Written problem
Every record that follows must be duplicated exactly, with images left out.
*-*-*
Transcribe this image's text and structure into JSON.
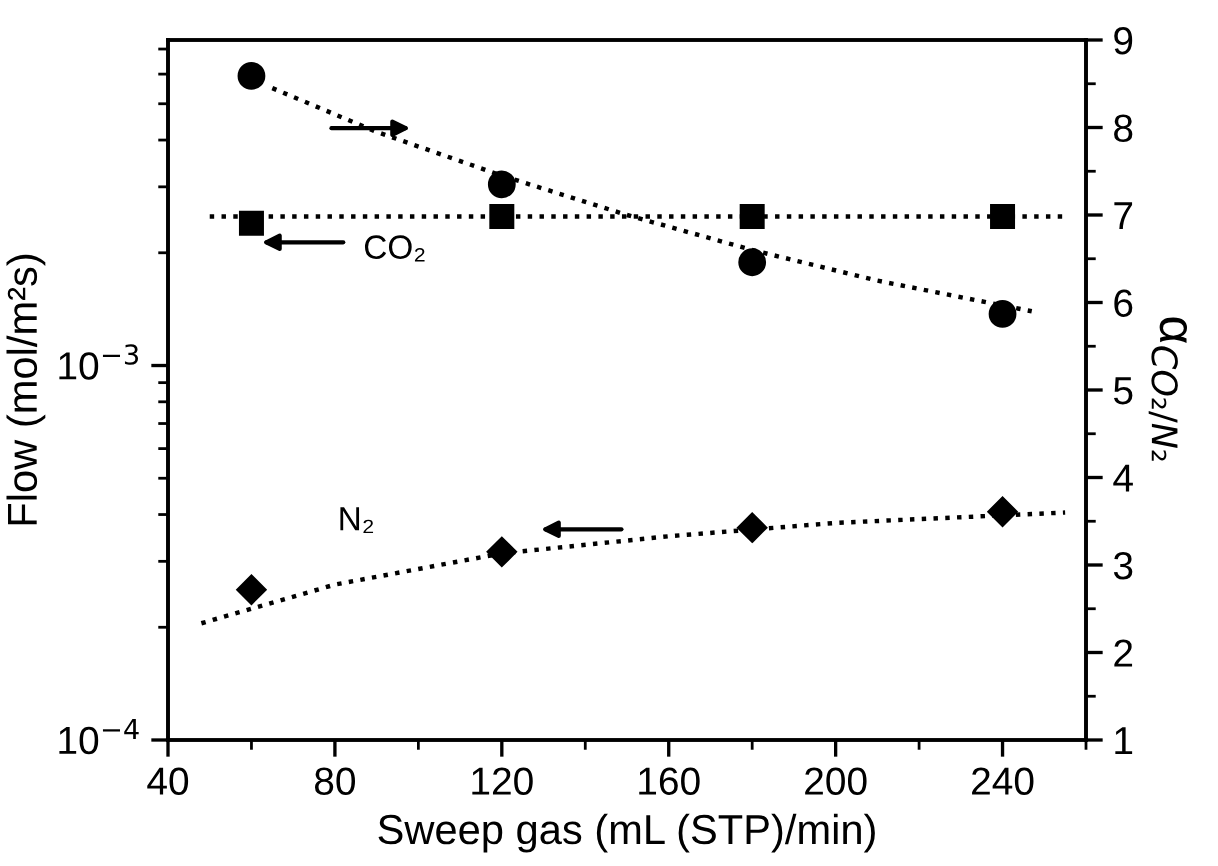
{
  "chart_data": {
    "type": "scatter",
    "xlabel": "Sweep gas (mL (STP)/min)",
    "ylabel": "Flow (mol/m²s)",
    "y2label": "α$_{CO₂/N₂}$",
    "xlim": [
      40,
      260
    ],
    "xticks": [
      40,
      80,
      120,
      160,
      200,
      240
    ],
    "ylim": [
      0.0001,
      0.0074
    ],
    "yticks": [
      {
        "value": 0.0001,
        "label": "10$^{−4}$"
      },
      {
        "value": 0.001,
        "label": "10$^{−3}$"
      }
    ],
    "y2lim": [
      1,
      9
    ],
    "y2ticks": [
      1,
      2,
      3,
      4,
      5,
      6,
      7,
      8,
      9
    ],
    "log": "y",
    "grid": false,
    "legend": false,
    "annotations": [
      "CO₂",
      "N₂"
    ],
    "series": [
      {
        "marker": "square",
        "color": "#000000",
        "x": [
          60,
          120,
          180,
          240
        ],
        "values": [
          0.0024,
          0.0025,
          0.0025,
          0.0025
        ]
      },
      {
        "marker": "diamond",
        "color": "#000000",
        "x": [
          60,
          120,
          180,
          240
        ],
        "values": [
          0.000252,
          0.000318,
          0.000369,
          0.000407
        ]
      },
      {
        "marker": "circle",
        "color": "#000000",
        "axis": "y2",
        "x": [
          60,
          120,
          180,
          240
        ],
        "values": [
          8.59,
          7.35,
          6.46,
          5.87
        ]
      },
      {
        "type": "line",
        "line_style": "dotted",
        "marker": "none",
        "color": "#000000",
        "x": [
          50,
          255
        ],
        "values": [
          0.0025,
          0.0025
        ]
      },
      {
        "type": "line",
        "line_style": "dotted",
        "marker": "none",
        "color": "#000000",
        "x": [
          48,
          80,
          120,
          160,
          200,
          255
        ],
        "values": [
          0.000205,
          0.00026,
          0.000315,
          0.00035,
          0.00038,
          0.000405
        ]
      },
      {
        "type": "line",
        "line_style": "dotted",
        "marker": "none",
        "color": "#000000",
        "axis": "y2",
        "x": [
          65,
          90,
          120,
          150,
          180,
          210,
          247
        ],
        "values": [
          8.45,
          7.95,
          7.45,
          7.0,
          6.6,
          6.25,
          5.9
        ]
      }
    ]
  }
}
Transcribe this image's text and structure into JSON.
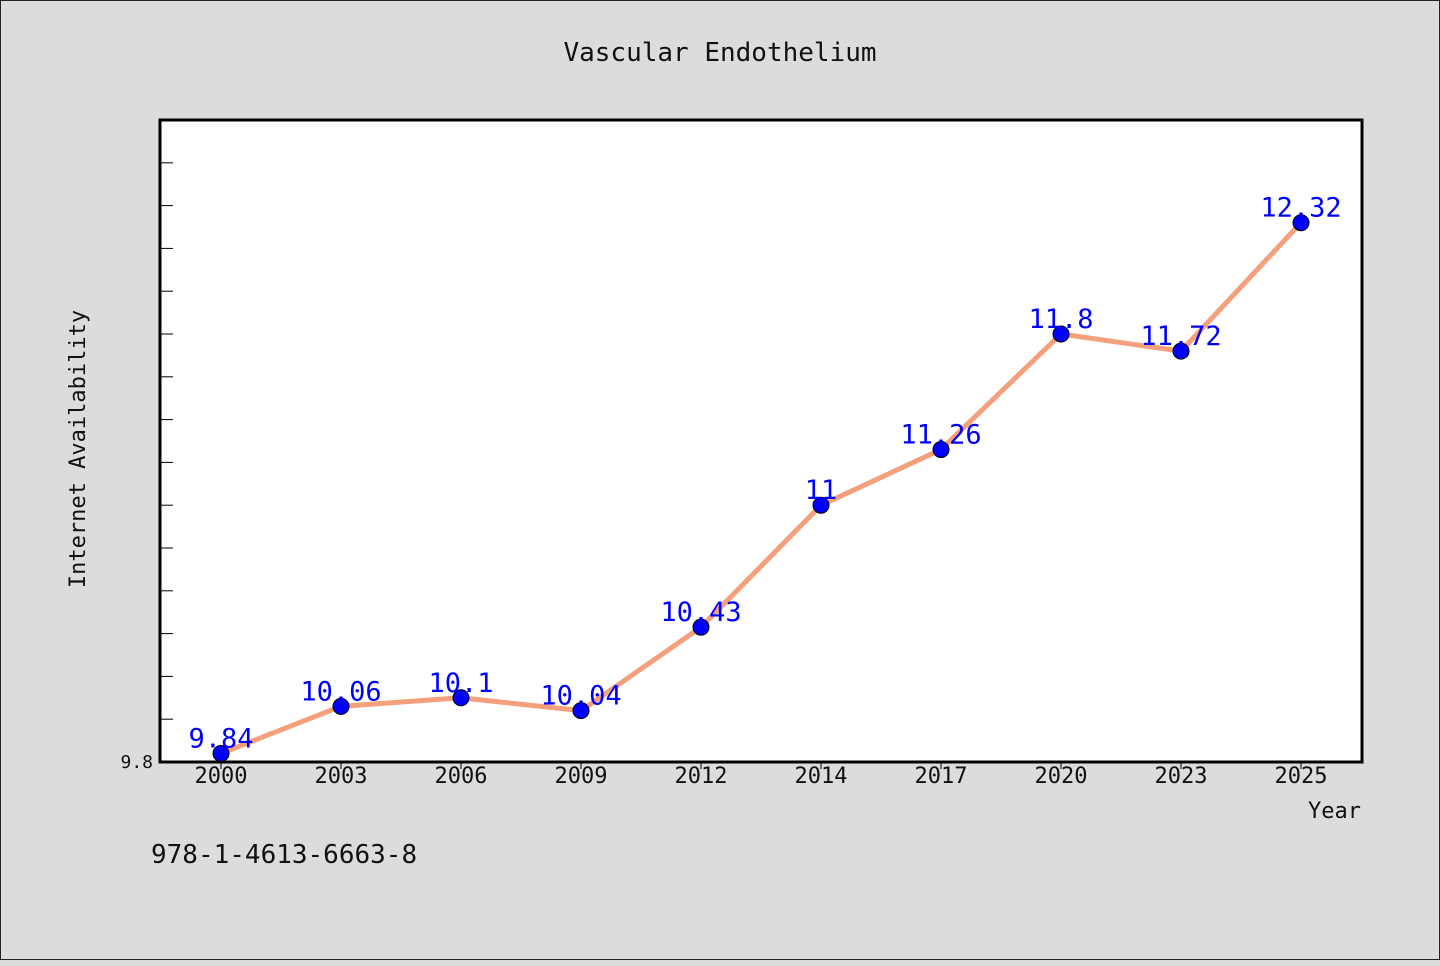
{
  "chart_data": {
    "type": "line",
    "title": "Vascular Endothelium",
    "xlabel": "Year",
    "ylabel": "Internet Availability",
    "categories": [
      "2000",
      "2003",
      "2006",
      "2009",
      "2012",
      "2014",
      "2017",
      "2020",
      "2023",
      "2025"
    ],
    "series": [
      {
        "values": [
          9.84,
          10.06,
          10.1,
          10.04,
          10.43,
          11,
          11.26,
          11.8,
          11.72,
          12.32
        ],
        "labels": [
          "9.84",
          "10.06",
          "10.1",
          "10.04",
          "10.43",
          "11",
          "11.26",
          "11.8",
          "11.72",
          "12.32"
        ]
      }
    ],
    "ytick_labels": [
      "9.8"
    ],
    "ylim": [
      9.8,
      12.8
    ],
    "grid": false,
    "colors": {
      "line": "#f4a07c",
      "marker": "#0000ff",
      "data_label": "#0000ff",
      "background": "#dcdcdc",
      "plot_background": "#ffffff"
    }
  },
  "footer": {
    "isbn": "978-1-4613-6663-8"
  }
}
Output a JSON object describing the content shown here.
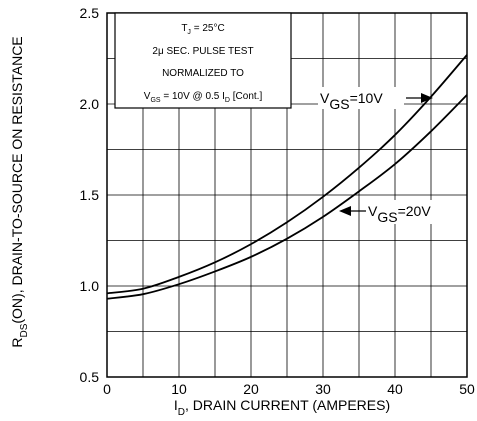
{
  "chart_data": {
    "type": "line",
    "xlabel": {
      "main": "I",
      "sub": "D",
      "rest": ", DRAIN CURRENT (AMPERES)"
    },
    "ylabel": {
      "main": "R",
      "sub": "DS",
      "rest": "(ON), DRAIN-TO-SOURCE ON RESISTANCE"
    },
    "xlim": [
      0,
      50
    ],
    "ylim": [
      0.5,
      2.5
    ],
    "xticks": [
      "0",
      "10",
      "20",
      "30",
      "40",
      "50"
    ],
    "yticks": [
      "0.5",
      "1.0",
      "1.5",
      "2.0",
      "2.5"
    ],
    "grid": true,
    "legend": "none",
    "conditions": {
      "line1": {
        "pre": "T",
        "sub": "J",
        "post": " = 25°C"
      },
      "line2": "2μ SEC. PULSE TEST",
      "line3": "NORMALIZED TO",
      "line4": {
        "pre": "V",
        "sub": "GS",
        "mid": " = 10V  @  0.5  I",
        "sub2": "D",
        "post": " [Cont.]"
      }
    },
    "series": [
      {
        "label": {
          "pre": "V",
          "sub": "GS",
          "post": "=10V"
        },
        "x": [
          0,
          5,
          10,
          15,
          20,
          25,
          30,
          35,
          40,
          45,
          50
        ],
        "y": [
          0.96,
          0.985,
          1.05,
          1.13,
          1.23,
          1.35,
          1.49,
          1.65,
          1.83,
          2.04,
          2.27
        ]
      },
      {
        "label": {
          "pre": "V",
          "sub": "GS",
          "post": "=20V"
        },
        "x": [
          0,
          5,
          10,
          15,
          20,
          25,
          30,
          35,
          40,
          45,
          50
        ],
        "y": [
          0.93,
          0.955,
          1.01,
          1.08,
          1.16,
          1.26,
          1.38,
          1.52,
          1.67,
          1.85,
          2.05
        ]
      }
    ]
  }
}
*-*-*
The completed task
Transcribe this image's text and structure into JSON.
{
  "chart_data": {
    "type": "scatter",
    "xlabel": "Sweep gas (mL (STP)/min)",
    "ylabel": "Flow (mol/m²s)",
    "y2label": "α$_{CO₂/N₂}$",
    "xlim": [
      40,
      260
    ],
    "xticks": [
      40,
      80,
      120,
      160,
      200,
      240
    ],
    "ylim": [
      0.0001,
      0.0074
    ],
    "yticks": [
      {
        "value": 0.0001,
        "label": "10$^{−4}$"
      },
      {
        "value": 0.001,
        "label": "10$^{−3}$"
      }
    ],
    "y2lim": [
      1,
      9
    ],
    "y2ticks": [
      1,
      2,
      3,
      4,
      5,
      6,
      7,
      8,
      9
    ],
    "log": "y",
    "grid": false,
    "legend": false,
    "annotations": [
      "CO₂",
      "N₂"
    ],
    "series": [
      {
        "marker": "square",
        "color": "#000000",
        "x": [
          60,
          120,
          180,
          240
        ],
        "values": [
          0.0024,
          0.0025,
          0.0025,
          0.0025
        ]
      },
      {
        "marker": "diamond",
        "color": "#000000",
        "x": [
          60,
          120,
          180,
          240
        ],
        "values": [
          0.000252,
          0.000318,
          0.000369,
          0.000407
        ]
      },
      {
        "marker": "circle",
        "color": "#000000",
        "axis": "y2",
        "x": [
          60,
          120,
          180,
          240
        ],
        "values": [
          8.59,
          7.35,
          6.46,
          5.87
        ]
      },
      {
        "type": "line",
        "line_style": "dotted",
        "marker": "none",
        "color": "#000000",
        "x": [
          50,
          255
        ],
        "values": [
          0.0025,
          0.0025
        ]
      },
      {
        "type": "line",
        "line_style": "dotted",
        "marker": "none",
        "color": "#000000",
        "x": [
          48,
          80,
          120,
          160,
          200,
          255
        ],
        "values": [
          0.000205,
          0.00026,
          0.000315,
          0.00035,
          0.00038,
          0.000405
        ]
      },
      {
        "type": "line",
        "line_style": "dotted",
        "marker": "none",
        "color": "#000000",
        "axis": "y2",
        "x": [
          65,
          90,
          120,
          150,
          180,
          210,
          247
        ],
        "values": [
          8.45,
          7.95,
          7.45,
          7.0,
          6.6,
          6.25,
          5.9
        ]
      }
    ]
  }
}
Transcribe this image's text and structure into JSON.
{
  "chart_data": {
    "type": "line",
    "title": "Vascular Endothelium",
    "xlabel": "Year",
    "ylabel": "Internet Availability",
    "categories": [
      "2000",
      "2003",
      "2006",
      "2009",
      "2012",
      "2014",
      "2017",
      "2020",
      "2023",
      "2025"
    ],
    "series": [
      {
        "values": [
          9.84,
          10.06,
          10.1,
          10.04,
          10.43,
          11,
          11.26,
          11.8,
          11.72,
          12.32
        ],
        "labels": [
          "9.84",
          "10.06",
          "10.1",
          "10.04",
          "10.43",
          "11",
          "11.26",
          "11.8",
          "11.72",
          "12.32"
        ]
      }
    ],
    "ytick_labels": [
      "9.8"
    ],
    "ylim": [
      9.8,
      12.8
    ],
    "grid": false,
    "colors": {
      "line": "#f4a07c",
      "marker": "#0000ff",
      "data_label": "#0000ff",
      "background": "#dcdcdc",
      "plot_background": "#ffffff"
    }
  },
  "footer": {
    "isbn": "978-1-4613-6663-8"
  }
}
Output a JSON object describing the content shown here.
{
  "chart_data": {
    "type": "line",
    "xlabel": {
      "main": "I",
      "sub": "D",
      "rest": ", DRAIN CURRENT (AMPERES)"
    },
    "ylabel": {
      "main": "R",
      "sub": "DS",
      "rest": "(ON), DRAIN-TO-SOURCE ON RESISTANCE"
    },
    "xlim": [
      0,
      50
    ],
    "ylim": [
      0.5,
      2.5
    ],
    "xticks": [
      "0",
      "10",
      "20",
      "30",
      "40",
      "50"
    ],
    "yticks": [
      "0.5",
      "1.0",
      "1.5",
      "2.0",
      "2.5"
    ],
    "grid": true,
    "legend": "none",
    "conditions": {
      "line1": {
        "pre": "T",
        "sub": "J",
        "post": " = 25°C"
      },
      "line2": "2μ SEC. PULSE TEST",
      "line3": "NORMALIZED TO",
      "line4": {
        "pre": "V",
        "sub": "GS",
        "mid": " = 10V  @  0.5  I",
        "sub2": "D",
        "post": " [Cont.]"
      }
    },
    "series": [
      {
        "label": {
          "pre": "V",
          "sub": "GS",
          "post": "=10V"
        },
        "x": [
          0,
          5,
          10,
          15,
          20,
          25,
          30,
          35,
          40,
          45,
          50
        ],
        "y": [
          0.96,
          0.985,
          1.05,
          1.13,
          1.23,
          1.35,
          1.49,
          1.65,
          1.83,
          2.04,
          2.27
        ]
      },
      {
        "label": {
          "pre": "V",
          "sub": "GS",
          "post": "=20V"
        },
        "x": [
          0,
          5,
          10,
          15,
          20,
          25,
          30,
          35,
          40,
          45,
          50
        ],
        "y": [
          0.93,
          0.955,
          1.01,
          1.08,
          1.16,
          1.26,
          1.38,
          1.52,
          1.67,
          1.85,
          2.05
        ]
      }
    ]
  }
}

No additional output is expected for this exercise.